▶ [Given task]: Exclude the pictures, then repeat the remaining data exactly.
═══ Data to use
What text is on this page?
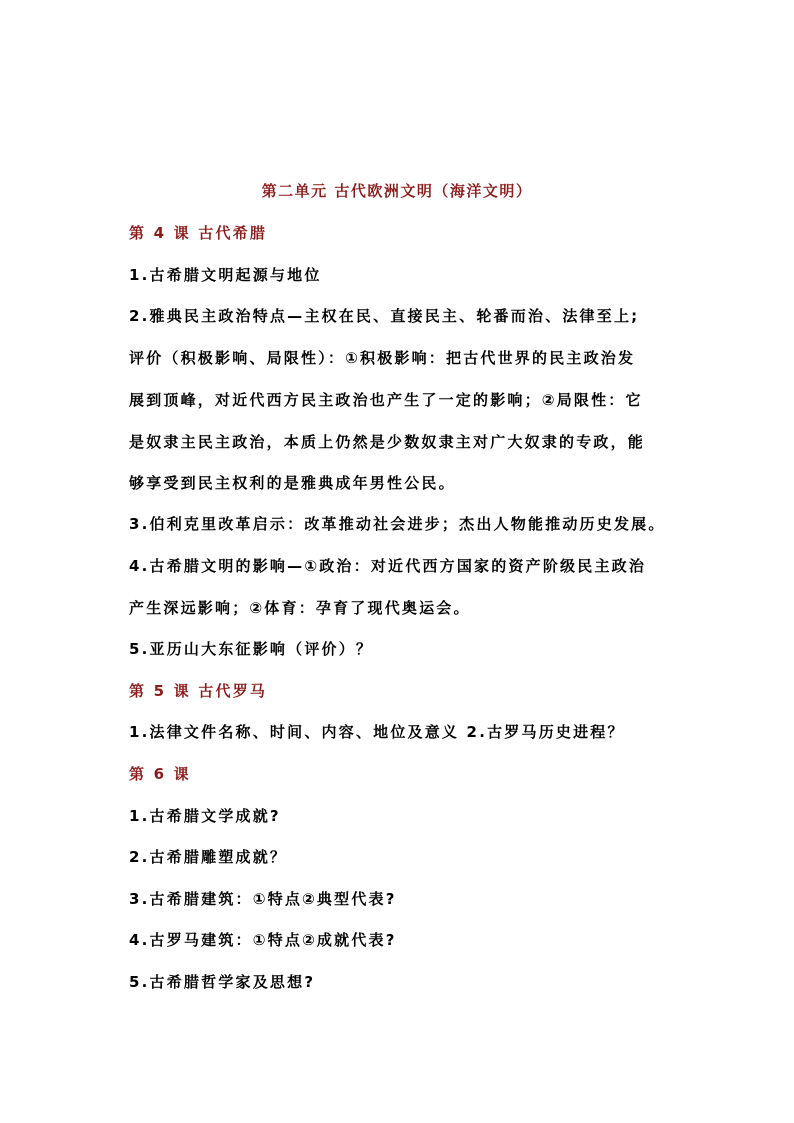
第二单元 古代欧洲文明（海洋文明）
第 4 课 古代希腊
1.古希腊文明起源与地位
2.雅典民主政治特点—主权在民、直接民主、轮番而治、法律至上;
评价（积极影响、局限性）：①积极影响：把古代世界的民主政治发
展到顶峰，对近代西方民主政治也产生了一定的影响；②局限性：它
是奴隶主民主政治，本质上仍然是少数奴隶主对广大奴隶的专政，能
够享受到民主权利的是雅典成年男性公民。
3.伯利克里改革启示：改革推动社会进步；杰出人物能推动历史发展。
4.古希腊文明的影响—①政治：对近代西方国家的资产阶级民主政治
产生深远影响；②体育：孕育了现代奥运会。
5.亚历山大东征影响（评价）？
第 5 课 古代罗马
1.法律文件名称、时间、内容、地位及意义 2.古罗马历史进程？
第 6 课
1.古希腊文学成就?
2.古希腊雕塑成就？
3.古希腊建筑：①特点②典型代表?
4.古罗马建筑：①特点②成就代表?
5.古希腊哲学家及思想?
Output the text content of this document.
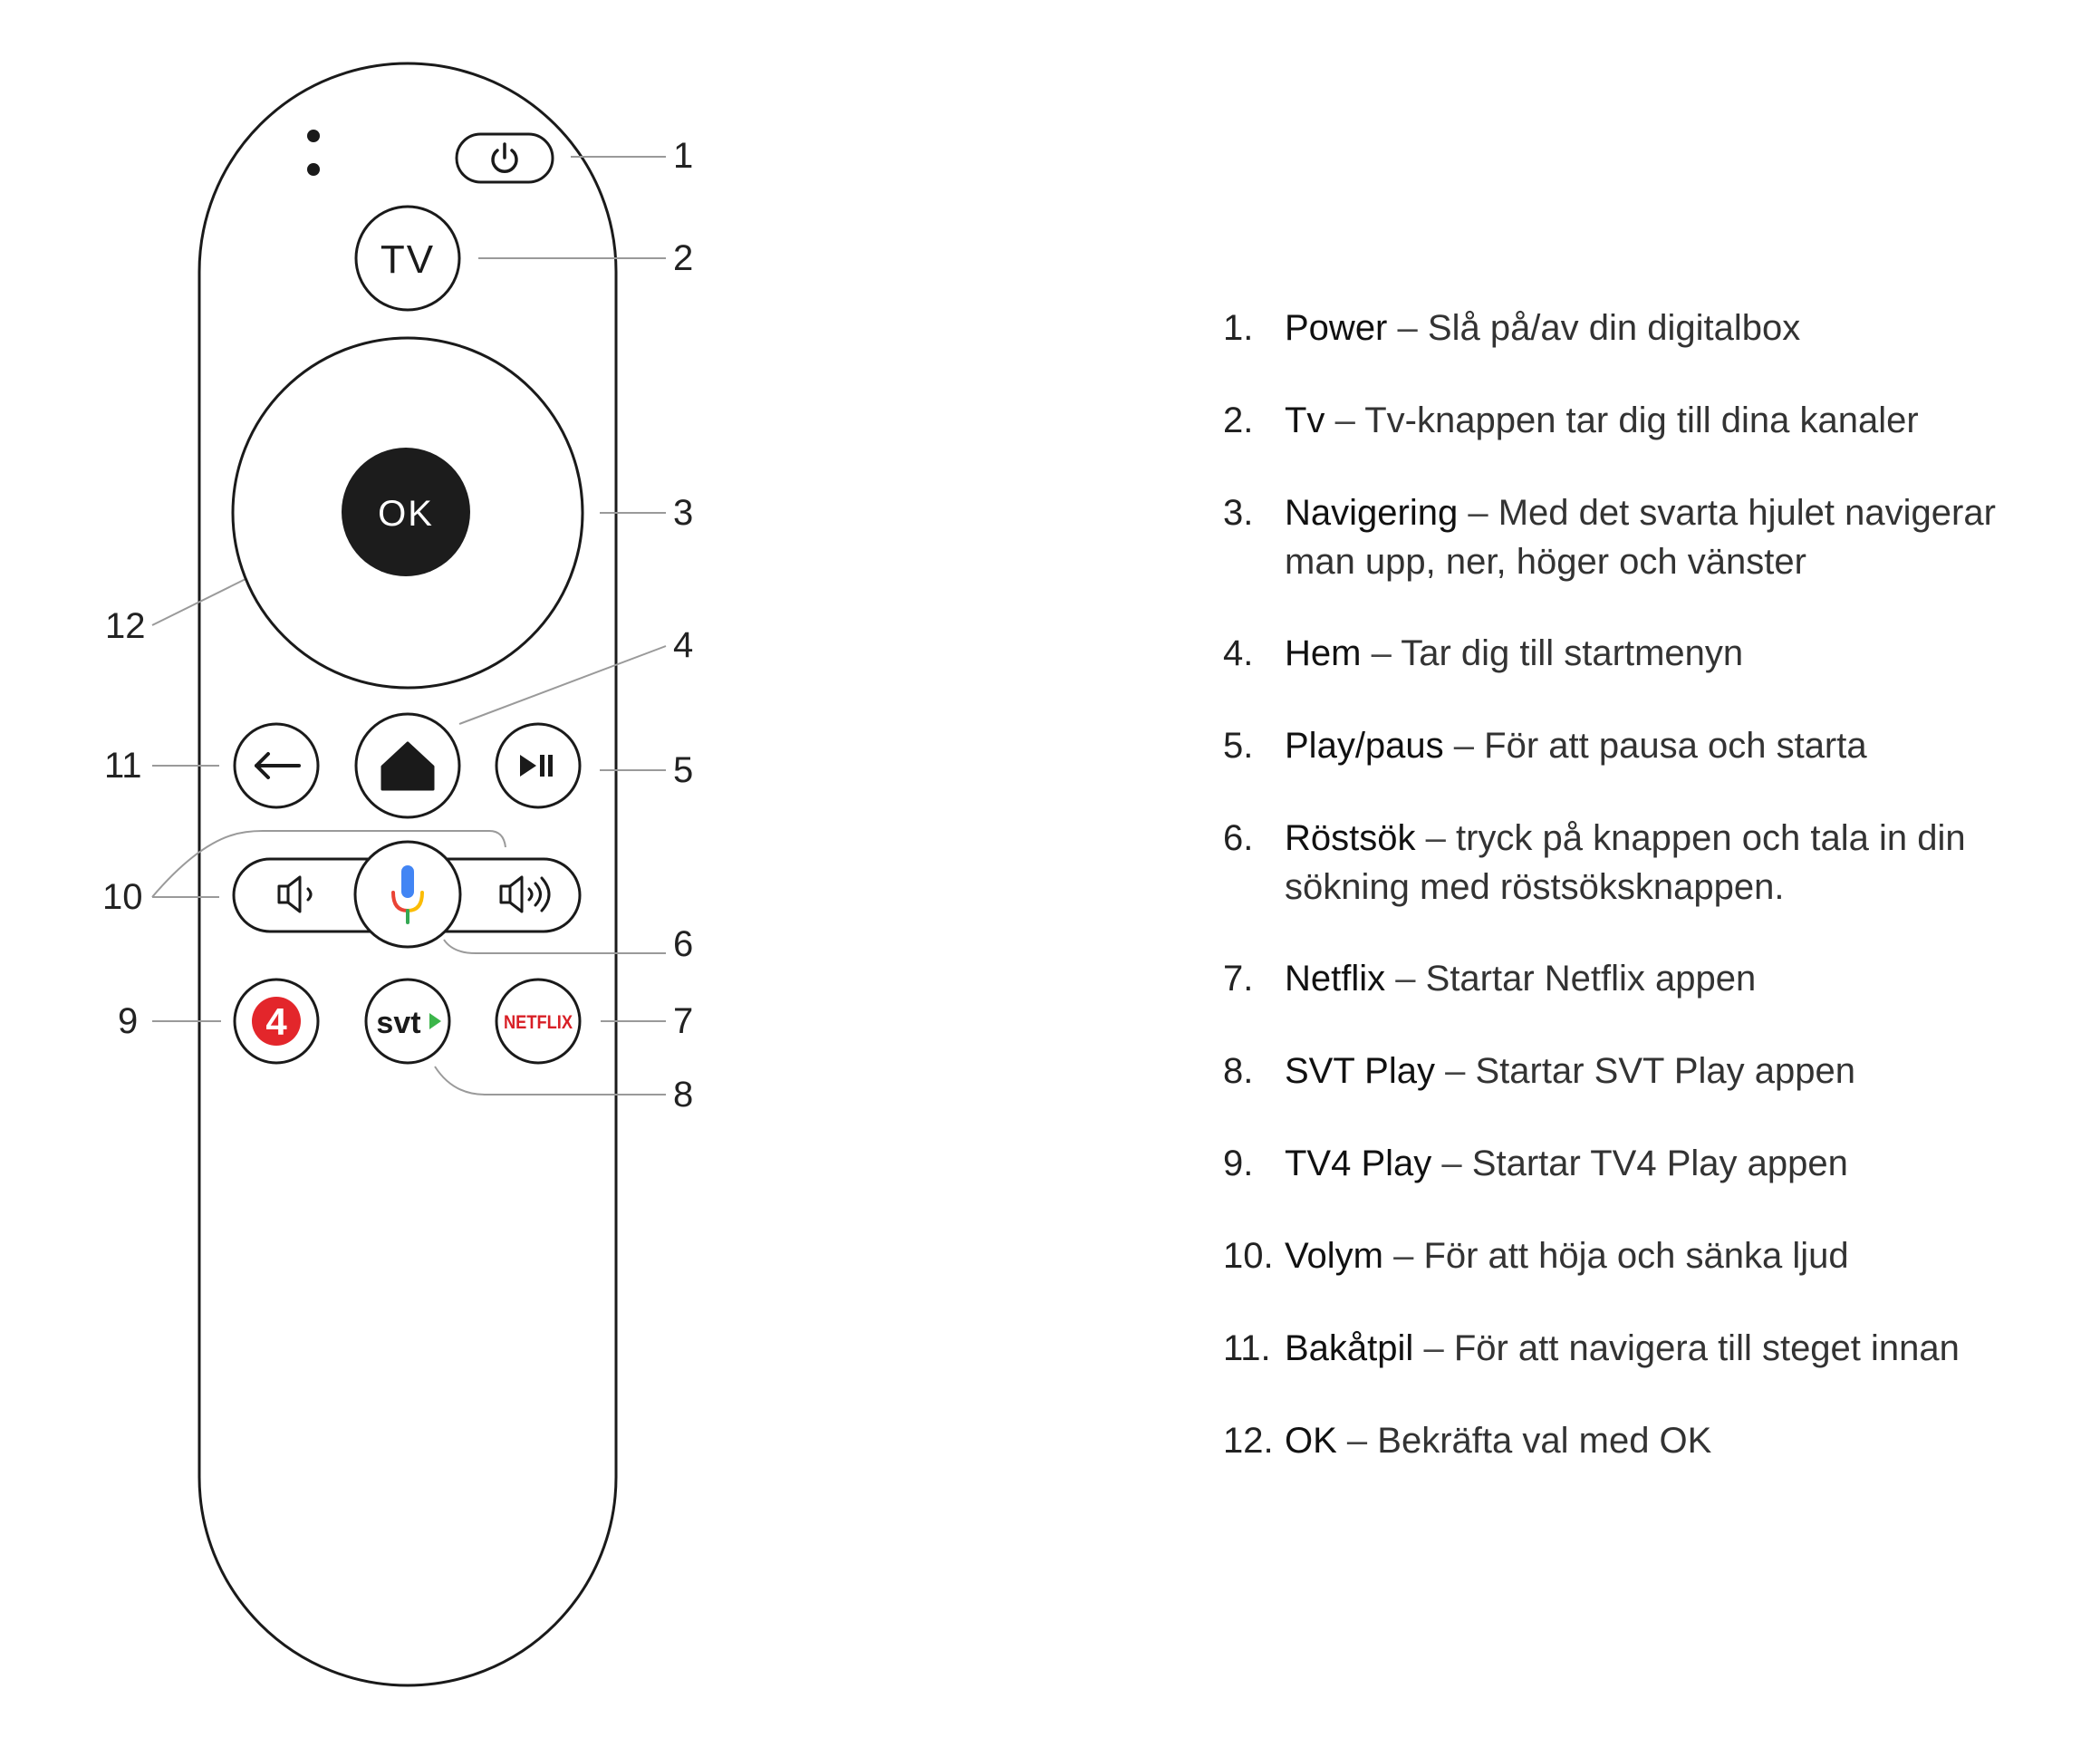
TV
OK
4	svt	NETFLIX
1
2
3
4
5
6
7
8
9
10
11
12
1. Power – Slå på/av din digitalbox
2. Tv – Tv-knappen tar dig till dina kanaler
3. Navigering – Med det svarta hjulet navigerar man upp, ner, höger och vänster
4. Hem – Tar dig till startmenyn
5. Play/paus – För att pausa och starta
6. Röstsök – tryck på knappen och tala in din sökning med röstsöksknappen.
7. Netflix – Startar Netflix appen
8. SVT Play – Startar SVT Play appen
9. TV4 Play – Startar TV4 Play appen
10. Volym – För att höja och sänka ljud
11. Bakåtpil – För att navigera till steget innan
12. OK – Bekräfta val med OK
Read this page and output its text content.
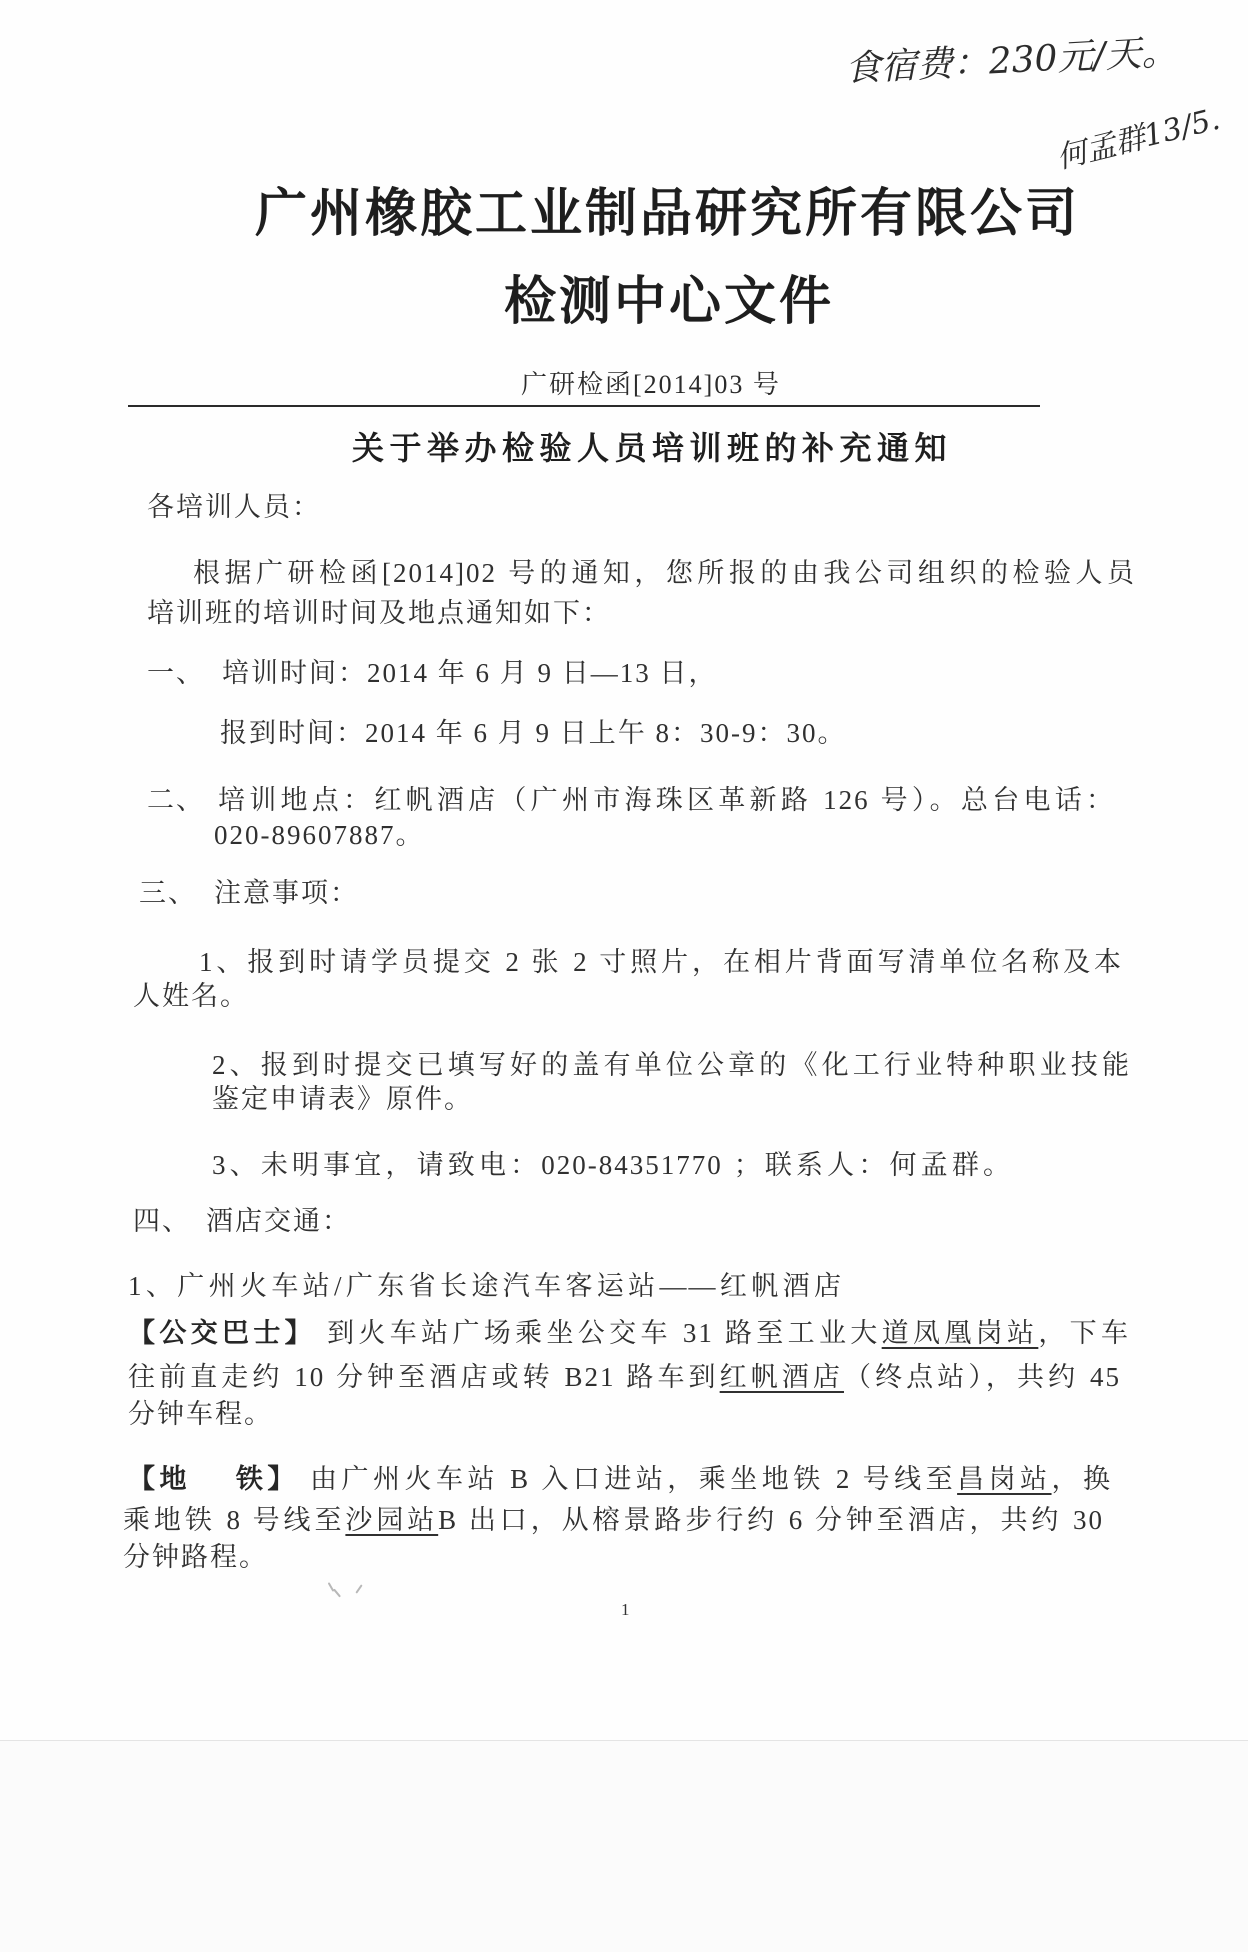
食宿费：230元/天。
何孟群13/5.
广州橡胶工业制品研究所有限公司
检测中心文件
广研检函[2014]03 号
关于举办检验人员培训班的补充通知
各培训人员：
根据广研检函[2014]02 号的通知，您所报的由我公司组织的检验人员
培训班的培训时间及地点通知如下：
一、 培训时间：2014 年 6 月 9 日—13 日，
报到时间：2014 年 6 月 9 日上午 8：30-9：30。
二、 培训地点：红帆酒店（广州市海珠区革新路 126 号）。总台电话：
020-89607887。
三、 注意事项：
1、报到时请学员提交 2 张 2 寸照片，在相片背面写清单位名称及本
人姓名。
2、报到时提交已填写好的盖有单位公章的《化工行业特种职业技能
鉴定申请表》原件。
3、未明事宜，请致电：020-84351770 ；联系人：何孟群。
四、 酒店交通：
1、广州火车站/广东省长途汽车客运站——红帆酒店
【公交巴士】 到火车站广场乘坐公交车 31 路至工业大道凤凰岗站，下车
往前直走约 10 分钟至酒店或转 B21 路车到红帆酒店（终点站），共约 45
分钟车程。
【地    铁】 由广州火车站 B 入口进站，乘坐地铁 2 号线至昌岗站，换
乘地铁 8 号线至沙园站B 出口，从榕景路步行约 6 分钟至酒店，共约 30
分钟路程。
1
══════
▶ [Reply]:
What text is on this page?
第二单元 古代欧洲文明（海洋文明）
第 4 课 古代希腊
1.古希腊文明起源与地位
2.雅典民主政治特点—主权在民、直接民主、轮番而治、法律至上;
评价（积极影响、局限性）：①积极影响：把古代世界的民主政治发
展到顶峰，对近代西方民主政治也产生了一定的影响；②局限性：它
是奴隶主民主政治，本质上仍然是少数奴隶主对广大奴隶的专政，能
够享受到民主权利的是雅典成年男性公民。
3.伯利克里改革启示：改革推动社会进步；杰出人物能推动历史发展。
4.古希腊文明的影响—①政治：对近代西方国家的资产阶级民主政治
产生深远影响；②体育：孕育了现代奥运会。
5.亚历山大东征影响（评价）？
第 5 课 古代罗马
1.法律文件名称、时间、内容、地位及意义 2.古罗马历史进程？
第 6 课
1.古希腊文学成就?
2.古希腊雕塑成就？
3.古希腊建筑：①特点②典型代表?
4.古罗马建筑：①特点②成就代表?
5.古希腊哲学家及思想?
Output the text content of this document.
TV
OK
4	svt	NETFLIX
1
2
3
4
5
6
7
8
9
10
11
12
1. Power – Slå på/av din digitalbox
2. Tv – Tv-knappen tar dig till dina kanaler
3. Navigering – Med det svarta hjulet navigerar man upp, ner, höger och vänster
4. Hem – Tar dig till startmenyn
5. Play/paus – För att pausa och starta
6. Röstsök – tryck på knappen och tala in din sökning med röstsöksknappen.
7. Netflix – Startar Netflix appen
8. SVT Play – Startar SVT Play appen
9. TV4 Play – Startar TV4 Play appen
10. Volym – För att höja och sänka ljud
11. Bakåtpil – För att navigera till steget innan
12. OK – Bekräfta val med OK
Read this page and output its text content.
食宿费：230元/天。
何孟群13/5.
广州橡胶工业制品研究所有限公司
检测中心文件
广研检函[2014]03 号
关于举办检验人员培训班的补充通知
各培训人员：
根据广研检函[2014]02 号的通知，您所报的由我公司组织的检验人员
培训班的培训时间及地点通知如下：
一、 培训时间：2014 年 6 月 9 日—13 日，
报到时间：2014 年 6 月 9 日上午 8：30-9：30。
二、 培训地点：红帆酒店（广州市海珠区革新路 126 号）。总台电话：
020-89607887。
三、 注意事项：
1、报到时请学员提交 2 张 2 寸照片，在相片背面写清单位名称及本
人姓名。
2、报到时提交已填写好的盖有单位公章的《化工行业特种职业技能
鉴定申请表》原件。
3、未明事宜，请致电：020-84351770 ；联系人：何孟群。
四、 酒店交通：
1、广州火车站/广东省长途汽车客运站——红帆酒店
【公交巴士】 到火车站广场乘坐公交车 31 路至工业大道凤凰岗站，下车
往前直走约 10 分钟至酒店或转 B21 路车到红帆酒店（终点站），共约 45
分钟车程。
【地    铁】 由广州火车站 B 入口进站，乘坐地铁 2 号线至昌岗站，换
乘地铁 8 号线至沙园站B 出口，从榕景路步行约 6 分钟至酒店，共约 30
分钟路程。
1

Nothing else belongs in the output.